:: Listed records

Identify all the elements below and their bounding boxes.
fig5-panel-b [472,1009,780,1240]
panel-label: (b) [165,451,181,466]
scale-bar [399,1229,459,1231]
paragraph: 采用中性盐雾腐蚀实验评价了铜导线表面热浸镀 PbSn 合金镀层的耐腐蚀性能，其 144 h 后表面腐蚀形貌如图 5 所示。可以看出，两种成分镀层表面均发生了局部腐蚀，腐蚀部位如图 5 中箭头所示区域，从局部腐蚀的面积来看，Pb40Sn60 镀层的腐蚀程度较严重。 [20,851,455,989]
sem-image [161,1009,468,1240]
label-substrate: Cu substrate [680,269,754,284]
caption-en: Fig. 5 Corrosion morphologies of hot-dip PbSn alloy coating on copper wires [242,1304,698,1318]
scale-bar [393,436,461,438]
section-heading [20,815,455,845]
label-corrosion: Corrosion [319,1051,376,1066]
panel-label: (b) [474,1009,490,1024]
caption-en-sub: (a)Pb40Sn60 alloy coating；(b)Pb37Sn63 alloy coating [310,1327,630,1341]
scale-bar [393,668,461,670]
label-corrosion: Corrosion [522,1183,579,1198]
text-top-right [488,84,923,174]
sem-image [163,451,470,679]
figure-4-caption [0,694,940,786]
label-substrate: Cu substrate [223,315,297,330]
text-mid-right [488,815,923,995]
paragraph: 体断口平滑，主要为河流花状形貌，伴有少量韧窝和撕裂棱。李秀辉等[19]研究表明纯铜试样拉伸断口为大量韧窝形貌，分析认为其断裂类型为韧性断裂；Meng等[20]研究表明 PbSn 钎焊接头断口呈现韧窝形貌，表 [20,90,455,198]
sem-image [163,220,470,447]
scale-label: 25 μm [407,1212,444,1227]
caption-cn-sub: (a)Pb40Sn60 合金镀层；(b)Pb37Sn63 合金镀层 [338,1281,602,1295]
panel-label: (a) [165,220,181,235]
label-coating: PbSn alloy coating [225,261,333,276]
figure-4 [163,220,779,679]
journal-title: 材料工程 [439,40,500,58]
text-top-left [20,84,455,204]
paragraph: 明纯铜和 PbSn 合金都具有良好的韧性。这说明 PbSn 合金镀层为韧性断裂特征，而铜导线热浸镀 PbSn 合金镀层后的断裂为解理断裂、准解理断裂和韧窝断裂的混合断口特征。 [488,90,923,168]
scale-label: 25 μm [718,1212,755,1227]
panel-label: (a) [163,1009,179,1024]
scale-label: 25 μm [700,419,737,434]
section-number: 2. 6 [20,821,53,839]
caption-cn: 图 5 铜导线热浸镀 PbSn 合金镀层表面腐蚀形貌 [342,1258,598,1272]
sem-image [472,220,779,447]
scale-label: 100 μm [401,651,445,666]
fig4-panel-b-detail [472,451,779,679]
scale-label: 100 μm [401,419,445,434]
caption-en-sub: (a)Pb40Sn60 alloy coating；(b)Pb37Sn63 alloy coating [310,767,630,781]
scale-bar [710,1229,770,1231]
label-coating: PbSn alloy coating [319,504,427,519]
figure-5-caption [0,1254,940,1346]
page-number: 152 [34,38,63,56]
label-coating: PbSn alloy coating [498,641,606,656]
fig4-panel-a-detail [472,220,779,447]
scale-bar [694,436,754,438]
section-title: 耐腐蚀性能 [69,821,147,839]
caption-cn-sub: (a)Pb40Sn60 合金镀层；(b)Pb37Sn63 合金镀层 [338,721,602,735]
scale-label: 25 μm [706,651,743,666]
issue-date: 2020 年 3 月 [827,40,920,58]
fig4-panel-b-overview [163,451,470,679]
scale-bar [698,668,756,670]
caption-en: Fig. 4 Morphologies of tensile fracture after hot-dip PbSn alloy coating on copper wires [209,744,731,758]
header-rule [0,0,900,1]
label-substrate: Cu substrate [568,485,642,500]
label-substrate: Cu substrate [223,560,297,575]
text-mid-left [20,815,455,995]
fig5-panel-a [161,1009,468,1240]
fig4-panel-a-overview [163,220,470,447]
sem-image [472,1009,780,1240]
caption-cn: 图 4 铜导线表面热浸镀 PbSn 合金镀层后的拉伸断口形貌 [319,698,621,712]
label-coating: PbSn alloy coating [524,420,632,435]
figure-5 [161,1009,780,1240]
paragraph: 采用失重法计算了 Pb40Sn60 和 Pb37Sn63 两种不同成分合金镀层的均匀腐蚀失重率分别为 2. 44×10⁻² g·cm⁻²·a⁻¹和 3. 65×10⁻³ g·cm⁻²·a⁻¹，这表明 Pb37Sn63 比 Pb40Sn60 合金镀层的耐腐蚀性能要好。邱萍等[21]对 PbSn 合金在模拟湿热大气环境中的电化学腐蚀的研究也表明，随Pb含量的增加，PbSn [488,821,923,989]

::::

What needs to be done: Rewrite the lines above, changing every "Cu substrate" to "copper substrate" and keeping everything else the same.

Correct output:
Identify all the elements below and their bounding boxes.
fig5-panel-b [472,1009,780,1240]
panel-label: (b) [165,451,181,466]
scale-bar [399,1229,459,1231]
paragraph: 采用中性盐雾腐蚀实验评价了铜导线表面热浸镀 PbSn 合金镀层的耐腐蚀性能，其 144 h 后表面腐蚀形貌如图 5 所示。可以看出，两种成分镀层表面均发生了局部腐蚀，腐蚀部位如图 5 中箭头所示区域，从局部腐蚀的面积来看，Pb40Sn60 镀层的腐蚀程度较严重。 [20,851,455,989]
sem-image [161,1009,468,1240]
label-substrate: copper substrate [680,269,754,284]
caption-en: Fig. 5 Corrosion morphologies of hot-dip PbSn alloy coating on copper wires [242,1304,698,1318]
scale-bar [393,436,461,438]
section-heading [20,815,455,845]
label-corrosion: Corrosion [319,1051,376,1066]
panel-label: (b) [474,1009,490,1024]
caption-en-sub: (a)Pb40Sn60 alloy coating；(b)Pb37Sn63 alloy coating [310,1327,630,1341]
scale-bar [393,668,461,670]
label-corrosion: Corrosion [522,1183,579,1198]
text-top-right [488,84,923,174]
sem-image [163,451,470,679]
figure-4-caption [0,694,940,786]
label-substrate: copper substrate [223,315,297,330]
text-mid-right [488,815,923,995]
paragraph: 体断口平滑，主要为河流花状形貌，伴有少量韧窝和撕裂棱。李秀辉等[19]研究表明纯铜试样拉伸断口为大量韧窝形貌，分析认为其断裂类型为韧性断裂；Meng等[20]研究表明 PbSn 钎焊接头断口呈现韧窝形貌，表 [20,90,455,198]
sem-image [163,220,470,447]
scale-label: 25 μm [407,1212,444,1227]
caption-cn-sub: (a)Pb40Sn60 合金镀层；(b)Pb37Sn63 合金镀层 [338,1281,602,1295]
panel-label: (a) [165,220,181,235]
label-coating: PbSn alloy coating [225,261,333,276]
figure-4 [163,220,779,679]
journal-title: 材料工程 [439,40,500,58]
text-top-left [20,84,455,204]
paragraph: 明纯铜和 PbSn 合金都具有良好的韧性。这说明 PbSn 合金镀层为韧性断裂特征，而铜导线热浸镀 PbSn 合金镀层后的断裂为解理断裂、准解理断裂和韧窝断裂的混合断口特征。 [488,90,923,168]
scale-label: 25 μm [718,1212,755,1227]
panel-label: (a) [163,1009,179,1024]
scale-label: 25 μm [700,419,737,434]
section-number: 2. 6 [20,821,53,839]
caption-cn: 图 5 铜导线热浸镀 PbSn 合金镀层表面腐蚀形貌 [342,1258,598,1272]
sem-image [472,220,779,447]
scale-label: 100 μm [401,651,445,666]
fig4-panel-b-detail [472,451,779,679]
scale-label: 100 μm [401,419,445,434]
caption-en-sub: (a)Pb40Sn60 alloy coating；(b)Pb37Sn63 alloy coating [310,767,630,781]
scale-bar [710,1229,770,1231]
label-coating: PbSn alloy coating [319,504,427,519]
figure-5-caption [0,1254,940,1346]
page-number: 152 [34,38,63,56]
label-coating: PbSn alloy coating [498,641,606,656]
fig4-panel-a-detail [472,220,779,447]
scale-bar [694,436,754,438]
section-title: 耐腐蚀性能 [69,821,147,839]
caption-cn-sub: (a)Pb40Sn60 合金镀层；(b)Pb37Sn63 合金镀层 [338,721,602,735]
scale-label: 25 μm [706,651,743,666]
issue-date: 2020 年 3 月 [827,40,920,58]
fig4-panel-b-overview [163,451,470,679]
scale-bar [698,668,756,670]
caption-en: Fig. 4 Morphologies of tensile fracture after hot-dip PbSn alloy coating on copper wires [209,744,731,758]
header-rule [0,0,900,1]
label-substrate: copper substrate [568,485,642,500]
label-substrate: copper substrate [223,560,297,575]
text-mid-left [20,815,455,995]
fig5-panel-a [161,1009,468,1240]
fig4-panel-a-overview [163,220,470,447]
sem-image [472,1009,780,1240]
caption-cn: 图 4 铜导线表面热浸镀 PbSn 合金镀层后的拉伸断口形貌 [319,698,621,712]
label-coating: PbSn alloy coating [524,420,632,435]
figure-5 [161,1009,780,1240]
paragraph: 采用失重法计算了 Pb40Sn60 和 Pb37Sn63 两种不同成分合金镀层的均匀腐蚀失重率分别为 2. 44×10⁻² g·cm⁻²·a⁻¹和 3. 65×10⁻³ g·cm⁻²·a⁻¹，这表明 Pb37Sn63 比 Pb40Sn60 合金镀层的耐腐蚀性能要好。邱萍等[21]对 PbSn 合金在模拟湿热大气环境中的电化学腐蚀的研究也表明，随Pb含量的增加，PbSn [488,821,923,989]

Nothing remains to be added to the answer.